◆ Task prompt ◆
Pictures in the data below are not part of the copy; transcribe everything else exactly.

◆ Data provided ◆
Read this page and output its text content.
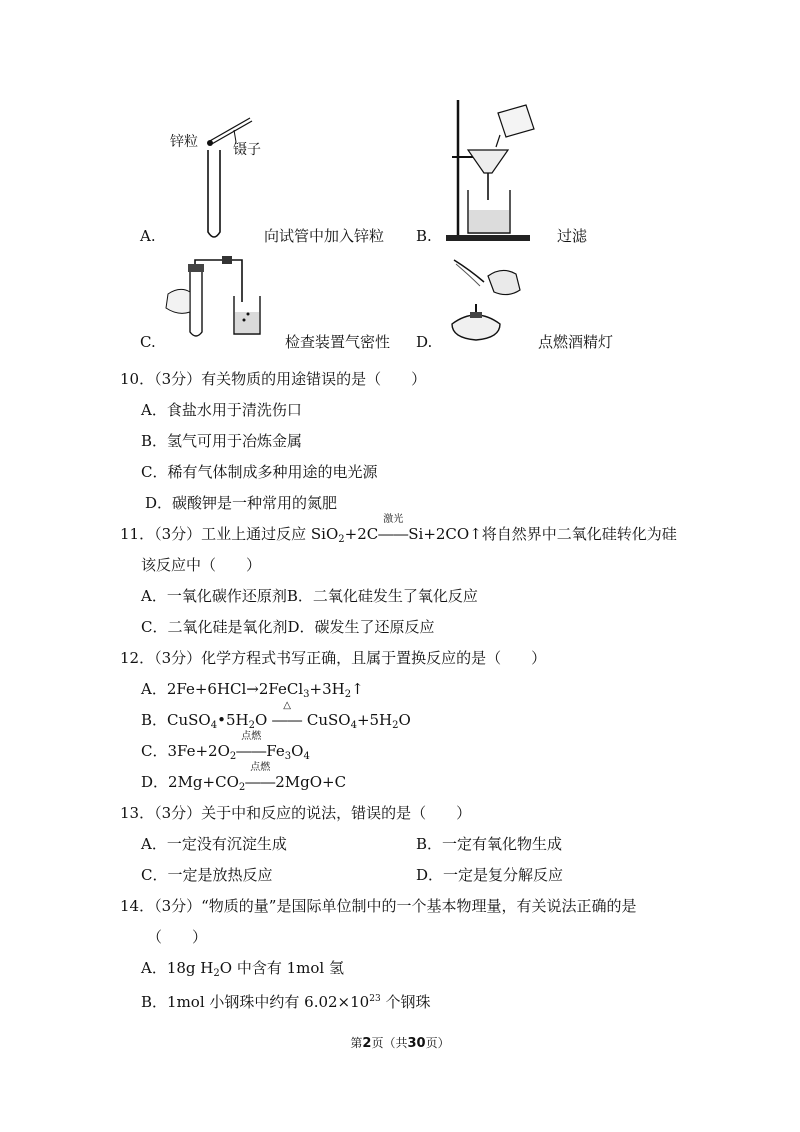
锌粒	镊子
A.	向试管中加入锌粒 B.	过滤
C.	检查装置气密性 D.	点燃酒精灯
10．（3分）有关物质的用途错误的是（　　）
A．食盐水用于清洗伤口
B．氢气可用于冶炼金属
C．稀有气体制成多种用途的电光源
D．碳酸钾是一种常用的氮肥
11．（3分）工业上通过反应 SiO$_2$+2C
激光
――Si+2CO↑将自然界中二氧化硅转化为硅
该反应中（　　）
A．一氧化碳作还原剂B．二氧化硅发生了氧化反应
C．二氧化硅是氧化剂D．碳发生了还原反应
12．（3分）化学方程式书写正确，且属于置换反应的是（　　）
A．$2Fe+6HCl\to 2FeCl_3+3H_2↑$
B．$CuSO_4•5H_2O$
△
―― $CuSO_4+5H_2O$
C．$3Fe+2O_2$
点燃
$――Fe_3O_4$
D．$2Mg+CO_2$
点燃
――2MgO+C
13．（3分）关于中和反应的说法，错误的是（　　）
A．一定没有沉淀生成	B．一定有氧化物生成
C．一定是放热反应	D．一定是复分解反应
14．（3分）“物质的量”是国际单位制中的一个基本物理量，有关说法正确的是
（　　）
A．18g $H_2O$ 中含有 1mol 氢
B．1mol 小钢珠中约有 $6.02\times 10^{23}$ 个钢珠
第2页（共30页）
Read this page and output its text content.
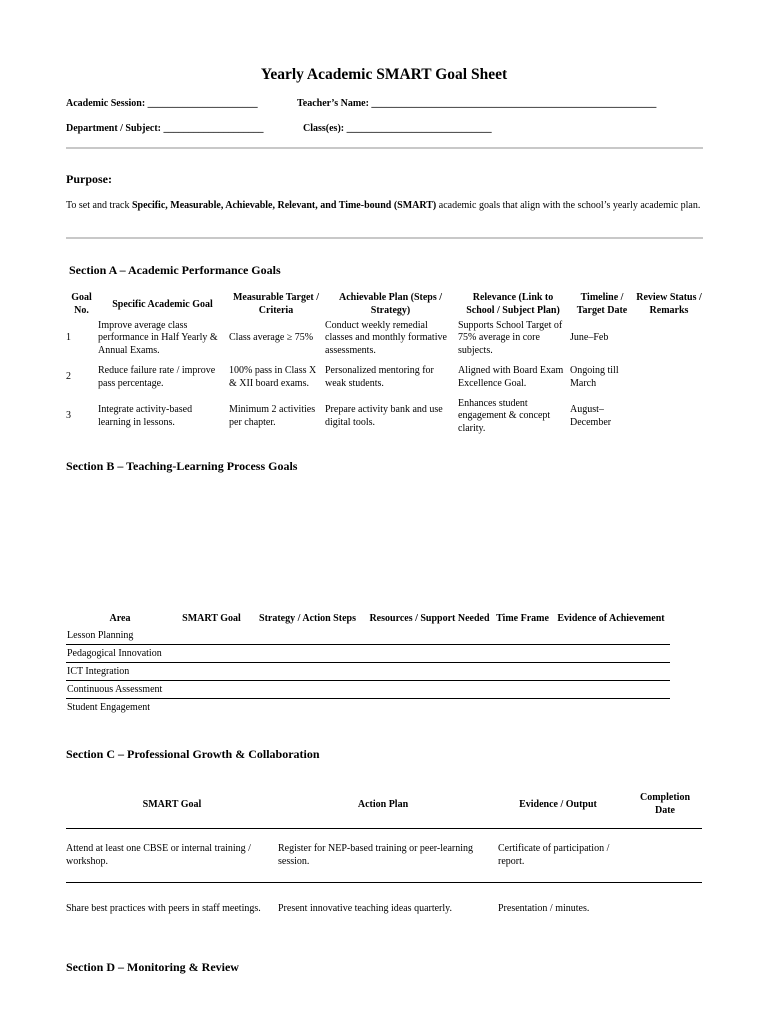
Yearly Academic SMART Goal Sheet
Academic Session: ______________________	Teacher’s Name: _________________________________________________________
Department / Subject: ____________________	Class(es): _____________________________
Purpose:
To set and track Specific, Measurable, Achievable, Relevant, and Time-bound (SMART) academic goals that align with the school’s yearly academic plan.
Section A – Academic Performance Goals
Goal No.	Specific Academic Goal	Measurable Target / Criteria	Achievable Plan (Steps / Strategy)	Relevance (Link to School / Subject Plan)	Timeline / Target Date	Review Status / Remarks
1	Improve average class performance in Half Yearly & Annual Exams.	Class average ≥ 75%	Conduct weekly remedial classes and monthly formative assessments.	Supports School Target of 75% average in core subjects.	June–Feb	
2	Reduce failure rate / improve pass percentage.	100% pass in Class X & XII board exams.	Personalized mentoring for weak students.	Aligned with Board Exam Excellence Goal.	Ongoing till March	
3	Integrate activity-based learning in lessons.	Minimum 2 activities per chapter.	Prepare activity bank and use digital tools.	Enhances student engagement & concept clarity.	August–December	
Section B – Teaching-Learning Process Goals
Area	SMART Goal	Strategy / Action Steps	Resources / Support Needed	Time Frame	Evidence of Achievement
Lesson Planning					
Pedagogical Innovation					
ICT Integration					
Continuous Assessment					
Student Engagement					
Section C – Professional Growth & Collaboration
SMART Goal	Action Plan	Evidence / Output	Completion Date
Attend at least one CBSE or internal training / workshop.	Register for NEP-based training or peer-learning session.	Certificate of participation / report.	
Share best practices with peers in staff meetings.	Present innovative teaching ideas quarterly.	Presentation / minutes.	
Section D – Monitoring & Review
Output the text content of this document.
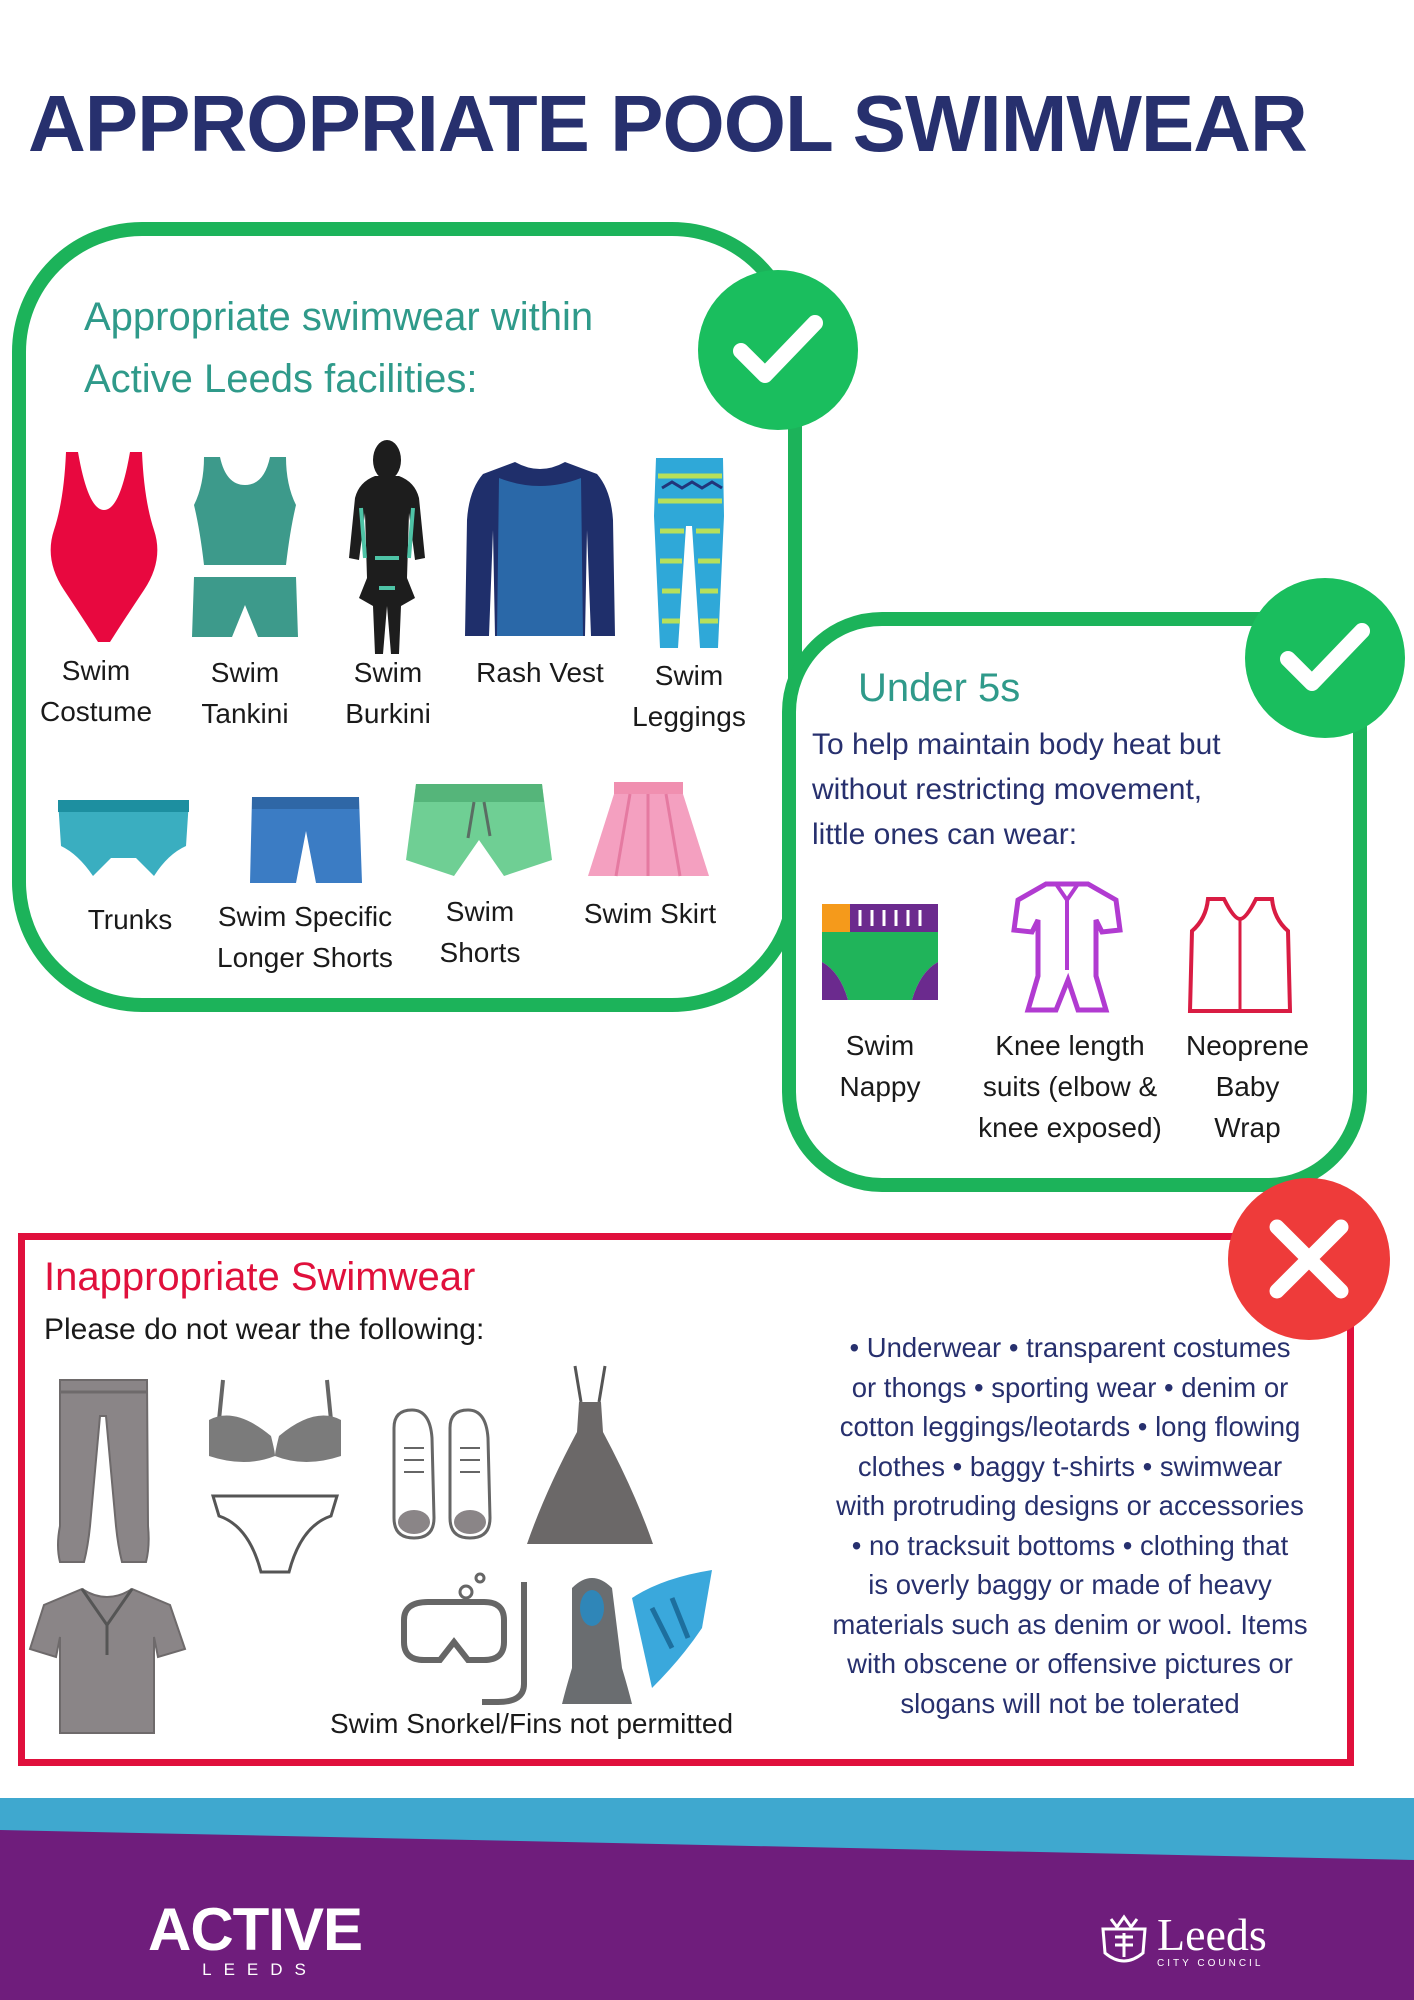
APPROPRIATE POOL SWIMWEAR
Appropriate swimwear within
Active Leeds facilities:
Swim
Costume
Swim
Tankini
Swim
Burkini
Rash Vest	Swim
Leggings
Trunks	Swim Specific
Longer Shorts
Swim
Shorts
Swim Skirt
Under 5s
To help maintain body heat but
without restricting movement,
little ones can wear:
Swim
Nappy
Knee length
suits (elbow &
knee exposed)
Neoprene
Baby
Wrap
Inappropriate Swimwear
Please do not wear the following:
Swim Snorkel/Fins not permitted
• Underwear • transparent costumes
or thongs • sporting wear • denim or
cotton leggings/leotards • long flowing
clothes • baggy t-shirts • swimwear
with protruding designs or accessories
• no tracksuit bottoms • clothing that
is overly baggy or made of heavy
materials such as denim or wool. Items
with obscene or offensive pictures or
slogans will not be tolerated
ACTIVE
LEEDS
Leeds
CITY COUNCIL
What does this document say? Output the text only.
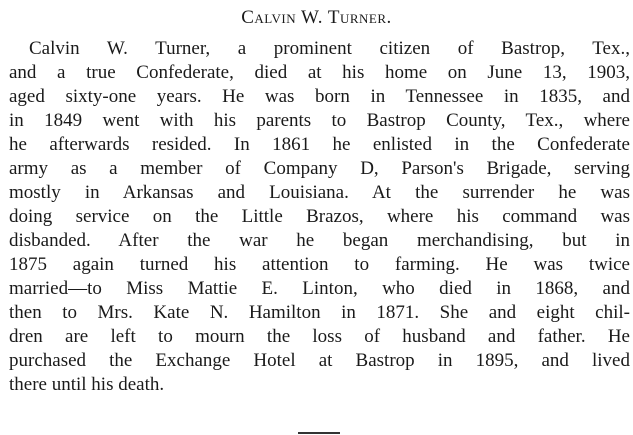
Calvin W. Turner.
Calvin W. Turner, a prominent citizen of Bastrop, Tex.,
and a true Confederate, died at his home on June 13, 1903,
aged sixty-one years. He was born in Tennessee in 1835, and
in 1849 went with his parents to Bastrop County, Tex., where
he afterwards resided. In 1861 he enlisted in the Confederate
army as a member of Company D, Parson's Brigade, serving
mostly in Arkansas and Louisiana. At the surrender he was
doing service on the Little Brazos, where his command was
disbanded. After the war he began merchandising, but in
1875 again turned his attention to farming. He was twice
married—to Miss Mattie E. Linton, who died in 1868, and
then to Mrs. Kate N. Hamilton in 1871. She and eight chil-
dren are left to mourn the loss of husband and father. He
purchased the Exchange Hotel at Bastrop in 1895, and lived
there until his death.
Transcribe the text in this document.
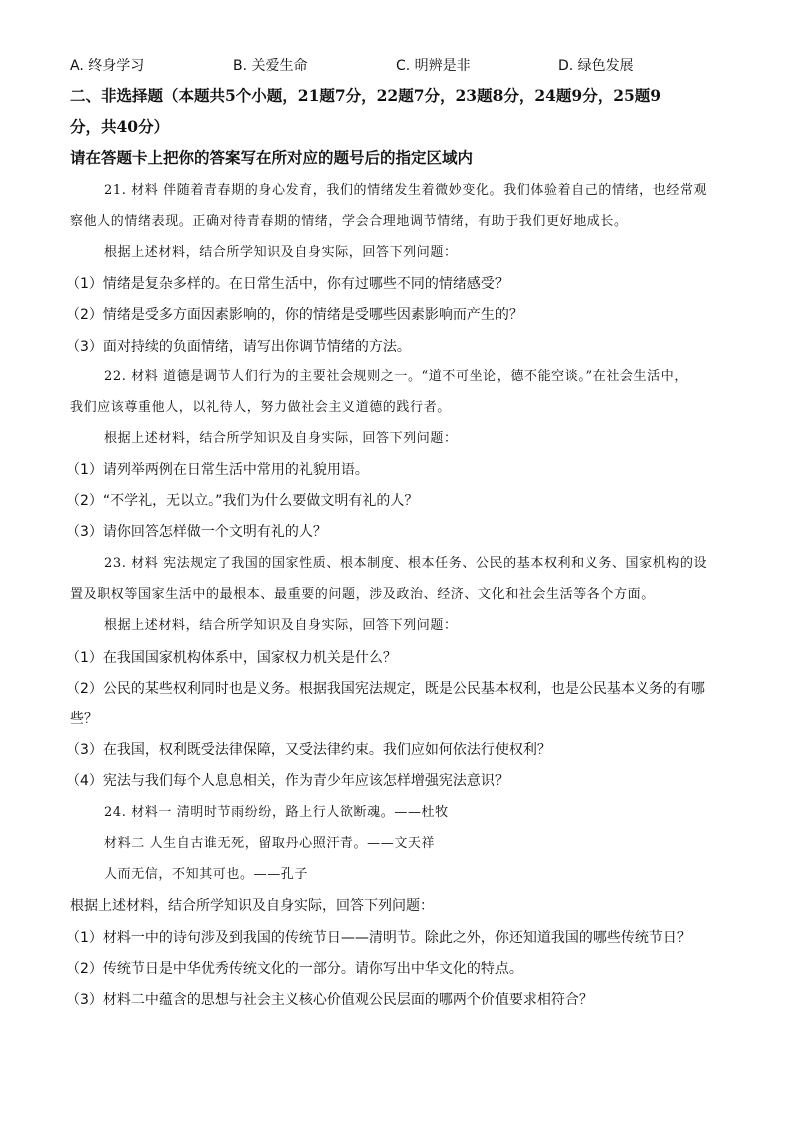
A. 终身学习	B. 关爱生命	C. 明辨是非	D. 绿色发展
二、非选择题（本题共5个小题，21题7分，22题7分，23题8分，24题9分，25题9
分，共40分）
请在答题卡上把你的答案写在所对应的题号后的指定区域内
21. 材料 伴随着青春期的身心发育，我们的情绪发生着微妙变化。我们体验着自己的情绪，也经常观
察他人的情绪表现。正确对待青春期的情绪，学会合理地调节情绪，有助于我们更好地成长。
根据上述材料，结合所学知识及自身实际，回答下列问题：
（1）情绪是复杂多样的。在日常生活中，你有过哪些不同的情绪感受？
（2）情绪是受多方面因素影响的，你的情绪是受哪些因素影响而产生的？
（3）面对持续的负面情绪，请写出你调节情绪的方法。
22. 材料 道德是调节人们行为的主要社会规则之一。“道不可坐论，德不能空谈。”在社会生活中，
我们应该尊重他人，以礼待人，努力做社会主义道德的践行者。
根据上述材料，结合所学知识及自身实际，回答下列问题：
（1）请列举两例在日常生活中常用的礼貌用语。
（2）“不学礼，无以立。”我们为什么要做文明有礼的人？
（3）请你回答怎样做一个文明有礼的人？
23. 材料 宪法规定了我国的国家性质、根本制度、根本任务、公民的基本权利和义务、国家机构的设
置及职权等国家生活中的最根本、最重要的问题，涉及政治、经济、文化和社会生活等各个方面。
根据上述材料，结合所学知识及自身实际，回答下列问题：
（1）在我国国家机构体系中，国家权力机关是什么？
（2）公民的某些权利同时也是义务。根据我国宪法规定，既是公民基本权利，也是公民基本义务的有哪
些？
（3）在我国，权利既受法律保障，又受法律约束。我们应如何依法行使权利？
（4）宪法与我们每个人息息相关，作为青少年应该怎样增强宪法意识？
24. 材料一 清明时节雨纷纷，路上行人欲断魂。——杜牧
材料二 人生自古谁无死，留取丹心照汗青。——文天祥
人而无信，不知其可也。——孔子
根据上述材料，结合所学知识及自身实际，回答下列问题：
（1）材料一中的诗句涉及到我国的传统节日——清明节。除此之外，你还知道我国的哪些传统节日？
（2）传统节日是中华优秀传统文化的一部分。请你写出中华文化的特点。
（3）材料二中蕴含的思想与社会主义核心价值观公民层面的哪两个价值要求相符合？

◆ Output of the task ◆
Read this page and output its text content.
锌粒	镊子
A.	向试管中加入锌粒 B.	过滤
C.	检查装置气密性 D.	点燃酒精灯
10．（3分）有关物质的用途错误的是（　　）
A．食盐水用于清洗伤口
B．氢气可用于冶炼金属
C．稀有气体制成多种用途的电光源
D．碳酸钾是一种常用的氮肥
11．（3分）工业上通过反应 SiO$_2$+2C
激光
――Si+2CO↑将自然界中二氧化硅转化为硅
该反应中（　　）
A．一氧化碳作还原剂B．二氧化硅发生了氧化反应
C．二氧化硅是氧化剂D．碳发生了还原反应
12．（3分）化学方程式书写正确，且属于置换反应的是（　　）
A．$2Fe+6HCl\to 2FeCl_3+3H_2↑$
B．$CuSO_4•5H_2O$
△
―― $CuSO_4+5H_2O$
C．$3Fe+2O_2$
点燃
$――Fe_3O_4$
D．$2Mg+CO_2$
点燃
――2MgO+C
13．（3分）关于中和反应的说法，错误的是（　　）
A．一定没有沉淀生成	B．一定有氧化物生成
C．一定是放热反应	D．一定是复分解反应
14．（3分）“物质的量”是国际单位制中的一个基本物理量，有关说法正确的是
（　　）
A．18g $H_2O$ 中含有 1mol 氢
B．1mol 小钢珠中约有 $6.02\times 10^{23}$ 个钢珠
第2页（共30页）
Read this page and output its text content.
Yearly Academic SMART Goal Sheet
Academic Session: ______________________	Teacher’s Name: _________________________________________________________
Department / Subject: ____________________	Class(es): _____________________________
Purpose:
To set and track Specific, Measurable, Achievable, Relevant, and Time-bound (SMART) academic goals that align with the school’s yearly academic plan.
Section A – Academic Performance Goals
Goal No.	Specific Academic Goal	Measurable Target / Criteria	Achievable Plan (Steps / Strategy)	Relevance (Link to School / Subject Plan)	Timeline / Target Date	Review Status / Remarks
1	Improve average class performance in Half Yearly & Annual Exams.	Class average ≥ 75%	Conduct weekly remedial classes and monthly formative assessments.	Supports School Target of 75% average in core subjects.	June–Feb	
2	Reduce failure rate / improve pass percentage.	100% pass in Class X & XII board exams.	Personalized mentoring for weak students.	Aligned with Board Exam Excellence Goal.	Ongoing till March	
3	Integrate activity-based learning in lessons.	Minimum 2 activities per chapter.	Prepare activity bank and use digital tools.	Enhances student engagement & concept clarity.	August–December	
Section B – Teaching-Learning Process Goals
Area	SMART Goal	Strategy / Action Steps	Resources / Support Needed	Time Frame	Evidence of Achievement
Lesson Planning					
Pedagogical Innovation					
ICT Integration					
Continuous Assessment					
Student Engagement					
Section C – Professional Growth & Collaboration
SMART Goal	Action Plan	Evidence / Output	Completion Date
Attend at least one CBSE or internal training / workshop.	Register for NEP-based training or peer-learning session.	Certificate of participation / report.	
Share best practices with peers in staff meetings.	Present innovative teaching ideas quarterly.	Presentation / minutes.	
Section D – Monitoring & Review
Output the text content of this document.
APPROPRIATE POOL SWIMWEAR
Appropriate swimwear within
Active Leeds facilities:
Swim
Costume
Swim
Tankini
Swim
Burkini
Rash Vest	Swim
Leggings
Trunks	Swim Specific
Longer Shorts
Swim
Shorts
Swim Skirt
Under 5s
To help maintain body heat but
without restricting movement,
little ones can wear:
Swim
Nappy
Knee length
suits (elbow &
knee exposed)
Neoprene
Baby
Wrap
Inappropriate Swimwear
Please do not wear the following:
Swim Snorkel/Fins not permitted
• Underwear • transparent costumes
or thongs • sporting wear • denim or
cotton leggings/leotards • long flowing
clothes • baggy t-shirts • swimwear
with protruding designs or accessories
• no tracksuit bottoms • clothing that
is overly baggy or made of heavy
materials such as denim or wool. Items
with obscene or offensive pictures or
slogans will not be tolerated
ACTIVE
LEEDS
Leeds
CITY COUNCIL
What does this document say? Output the text only.
Calvin W. Turner.
Calvin W. Turner, a prominent citizen of Bastrop, Tex.,
and a true Confederate, died at his home on June 13, 1903,
aged sixty-one years. He was born in Tennessee in 1835, and
in 1849 went with his parents to Bastrop County, Tex., where
he afterwards resided. In 1861 he enlisted in the Confederate
army as a member of Company D, Parson's Brigade, serving
mostly in Arkansas and Louisiana. At the surrender he was
doing service on the Little Brazos, where his command was
disbanded. After the war he began merchandising, but in
1875 again turned his attention to farming. He was twice
married—to Miss Mattie E. Linton, who died in 1868, and
then to Mrs. Kate N. Hamilton in 1871. She and eight chil-
dren are left to mourn the loss of husband and father. He
purchased the Exchange Hotel at Bastrop in 1895, and lived
there until his death.
Transcribe the text in this document.
A. 终身学习	B. 关爱生命	C. 明辨是非	D. 绿色发展
二、非选择题（本题共5个小题，21题7分，22题7分，23题8分，24题9分，25题9
分，共40分）
请在答题卡上把你的答案写在所对应的题号后的指定区域内
21. 材料 伴随着青春期的身心发育，我们的情绪发生着微妙变化。我们体验着自己的情绪，也经常观
察他人的情绪表现。正确对待青春期的情绪，学会合理地调节情绪，有助于我们更好地成长。
根据上述材料，结合所学知识及自身实际，回答下列问题：
（1）情绪是复杂多样的。在日常生活中，你有过哪些不同的情绪感受？
（2）情绪是受多方面因素影响的，你的情绪是受哪些因素影响而产生的？
（3）面对持续的负面情绪，请写出你调节情绪的方法。
22. 材料 道德是调节人们行为的主要社会规则之一。“道不可坐论，德不能空谈。”在社会生活中，
我们应该尊重他人，以礼待人，努力做社会主义道德的践行者。
根据上述材料，结合所学知识及自身实际，回答下列问题：
（1）请列举两例在日常生活中常用的礼貌用语。
（2）“不学礼，无以立。”我们为什么要做文明有礼的人？
（3）请你回答怎样做一个文明有礼的人？
23. 材料 宪法规定了我国的国家性质、根本制度、根本任务、公民的基本权利和义务、国家机构的设
置及职权等国家生活中的最根本、最重要的问题，涉及政治、经济、文化和社会生活等各个方面。
根据上述材料，结合所学知识及自身实际，回答下列问题：
（1）在我国国家机构体系中，国家权力机关是什么？
（2）公民的某些权利同时也是义务。根据我国宪法规定，既是公民基本权利，也是公民基本义务的有哪
些？
（3）在我国，权利既受法律保障，又受法律约束。我们应如何依法行使权利？
（4）宪法与我们每个人息息相关，作为青少年应该怎样增强宪法意识？
24. 材料一 清明时节雨纷纷，路上行人欲断魂。——杜牧
材料二 人生自古谁无死，留取丹心照汗青。——文天祥
人而无信，不知其可也。——孔子
根据上述材料，结合所学知识及自身实际，回答下列问题：
（1）材料一中的诗句涉及到我国的传统节日——清明节。除此之外，你还知道我国的哪些传统节日？
（2）传统节日是中华优秀传统文化的一部分。请你写出中华文化的特点。
（3）材料二中蕴含的思想与社会主义核心价值观公民层面的哪两个价值要求相符合？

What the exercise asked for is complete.